- From: Keith Moore <moore@cs.utk.edu>
- Date: Mon, 20 Aug 2007 15:29:46 -0400
- To: der Mouse <mouse@Rodents.Montreal.QC.CA>
- CC: discuss@apps.ietf.org, Felix Sasaki <fsasaki@w3.org>, ietf-http-wg@w3.org, Richard Ishida <ishida@w3.org>
der Mouse wrote: >> I think you present a valid scenario. However, storing headers as >> iso-8859-1 essentially means storing (and resending) them as bytes. >> > > Depends on how much checking is done. The C0 and C1 ranges are not > valid 8859-x text (except for a few codes in C0, like HT), but, as > Clive points out, C1 does, in general, occur in UTF-8-encoded text. > > I recognize there's a "who would bother to check" tendency. While I > share it, I also believe the number of distinct implementations out > there is large enough that anything permitted by the spec has probably > been done (and, of course, a great many things not permitted by the > spec, but I see no reason to care about compatability with them). In > particular, any implementation whose native text encoding is not 8859-1 > may be recoding headers into its native encoding for storage and back > again on output, and that is almost certain to corrupt C1 octets. I suspect that the problem is not so much transparency, as presentation. The larger set of things broken by allowing utf-8 in existing header fields (and to a lesser extent new fields) will not be things that forbid C1 octet values, but rather things that try to display those fields as if they were 8859/1. Translation of the presumed 8859/1 into other charsets is another version of the same problem.
++++++
Exercise task 1 —
In the email, what does Keith Moore suspect the problem is, rather than transparency?

Data extract —
++++++
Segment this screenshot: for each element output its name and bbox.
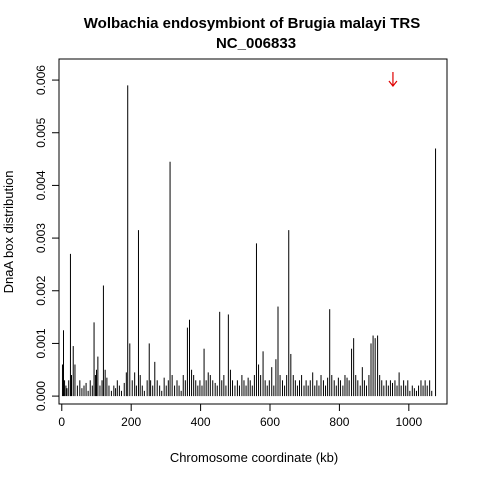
++++++
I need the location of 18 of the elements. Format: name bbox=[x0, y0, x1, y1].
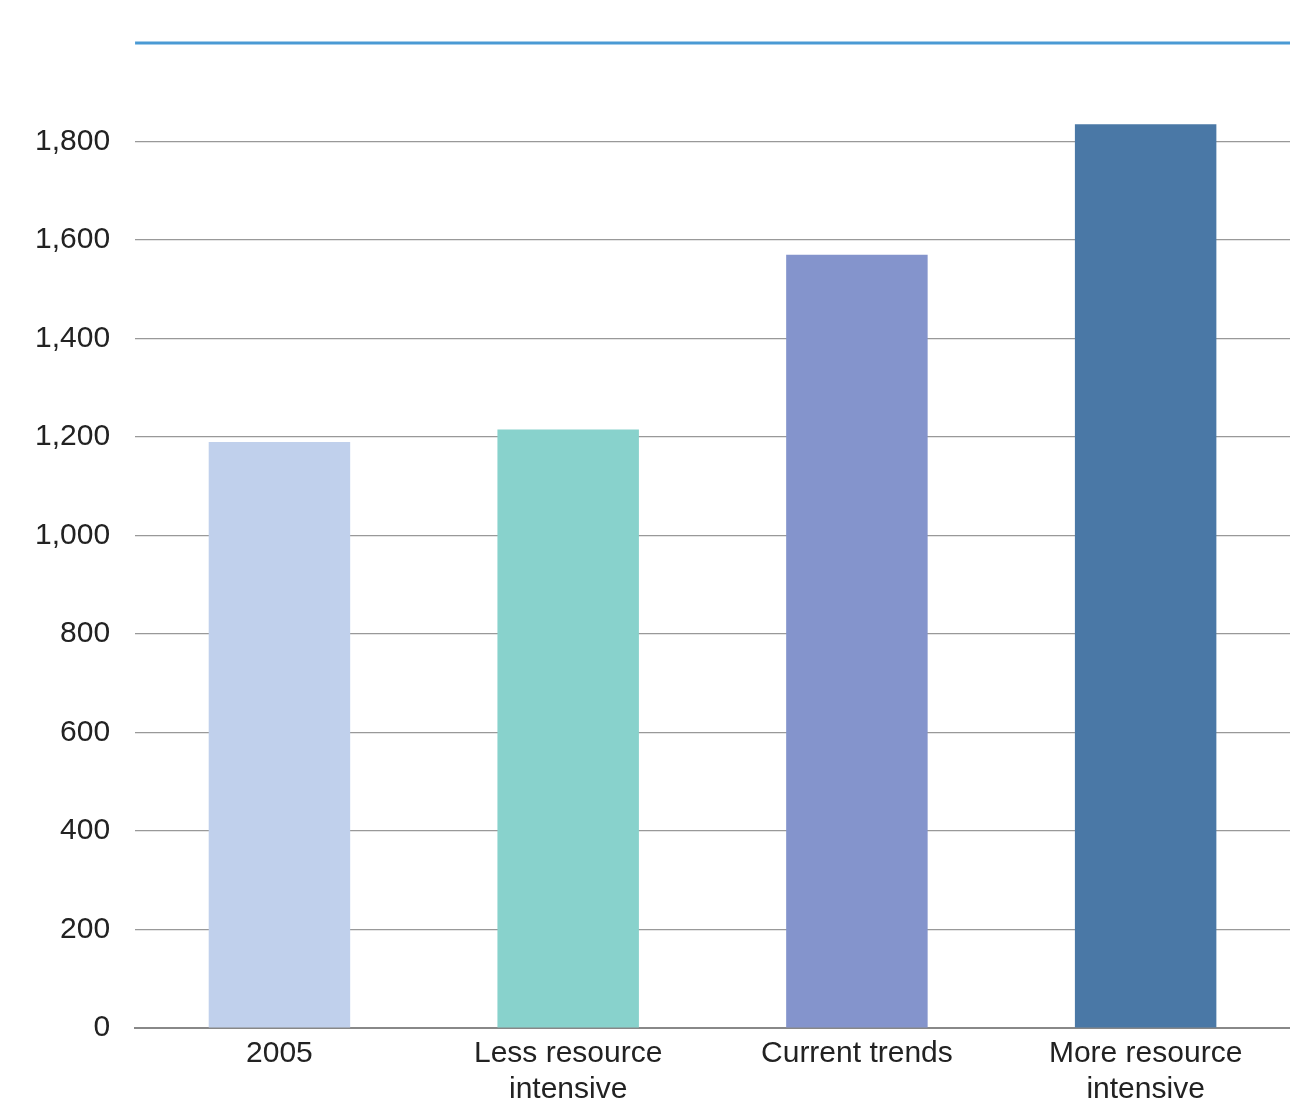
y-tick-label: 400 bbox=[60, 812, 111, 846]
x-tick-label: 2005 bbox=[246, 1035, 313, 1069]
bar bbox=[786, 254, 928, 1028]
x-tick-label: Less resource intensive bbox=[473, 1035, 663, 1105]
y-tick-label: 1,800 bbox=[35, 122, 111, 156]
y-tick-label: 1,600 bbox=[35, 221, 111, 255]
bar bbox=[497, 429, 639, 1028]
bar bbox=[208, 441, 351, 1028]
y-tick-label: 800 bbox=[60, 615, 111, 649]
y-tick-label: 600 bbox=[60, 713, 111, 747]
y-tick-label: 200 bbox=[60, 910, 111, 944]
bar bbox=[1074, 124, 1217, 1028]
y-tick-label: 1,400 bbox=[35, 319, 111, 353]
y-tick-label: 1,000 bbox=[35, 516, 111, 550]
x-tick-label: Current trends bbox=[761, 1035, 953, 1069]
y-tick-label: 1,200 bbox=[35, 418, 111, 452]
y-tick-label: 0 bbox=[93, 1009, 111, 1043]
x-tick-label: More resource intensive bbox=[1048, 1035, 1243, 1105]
++++++
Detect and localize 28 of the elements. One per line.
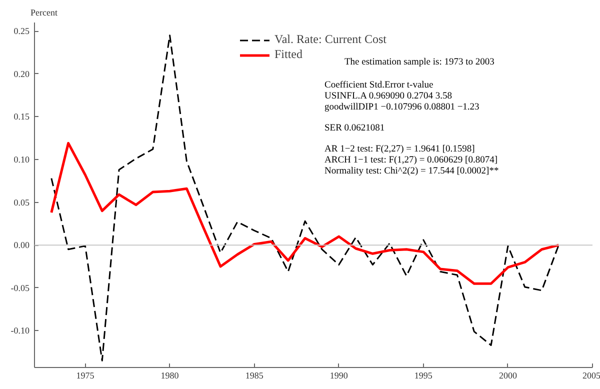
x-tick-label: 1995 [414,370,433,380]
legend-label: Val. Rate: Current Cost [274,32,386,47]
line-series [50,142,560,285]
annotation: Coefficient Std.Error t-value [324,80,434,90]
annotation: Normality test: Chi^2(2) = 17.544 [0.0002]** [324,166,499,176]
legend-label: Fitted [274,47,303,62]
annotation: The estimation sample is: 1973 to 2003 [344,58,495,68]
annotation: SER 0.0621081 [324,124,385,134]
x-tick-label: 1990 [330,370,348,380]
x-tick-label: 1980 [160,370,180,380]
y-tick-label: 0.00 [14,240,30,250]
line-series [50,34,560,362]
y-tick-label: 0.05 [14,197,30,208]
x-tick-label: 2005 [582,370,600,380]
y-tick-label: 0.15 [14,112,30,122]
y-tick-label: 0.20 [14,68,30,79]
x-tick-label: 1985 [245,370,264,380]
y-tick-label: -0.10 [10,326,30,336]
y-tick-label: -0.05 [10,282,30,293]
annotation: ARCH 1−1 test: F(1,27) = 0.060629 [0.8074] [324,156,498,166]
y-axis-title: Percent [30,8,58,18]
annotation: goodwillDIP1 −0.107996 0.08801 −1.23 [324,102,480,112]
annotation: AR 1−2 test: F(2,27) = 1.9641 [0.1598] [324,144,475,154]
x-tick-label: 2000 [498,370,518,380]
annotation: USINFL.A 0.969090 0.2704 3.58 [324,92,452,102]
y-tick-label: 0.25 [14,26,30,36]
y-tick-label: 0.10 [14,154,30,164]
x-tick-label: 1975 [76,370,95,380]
++++++
Exercise task 2 —
In the rows, start at the line that has "I need the location" and stop after the line that has "x-tick-label: Less resource". Rewrite those lines with "location" changed to "position", keep everything else the same, and omit the pictures.

Right answer 1 —
Presentation.

Right answer 2 —
I need the position of 18 of the elements. Format: name bbox=[x0, y0, x1, y1].
y-tick-label: 400 bbox=[60, 812, 111, 846]
x-tick-label: 2005 bbox=[246, 1035, 313, 1069]
bar bbox=[786, 254, 928, 1028]
x-tick-label: Less resource intensive bbox=[473, 1035, 663, 1105]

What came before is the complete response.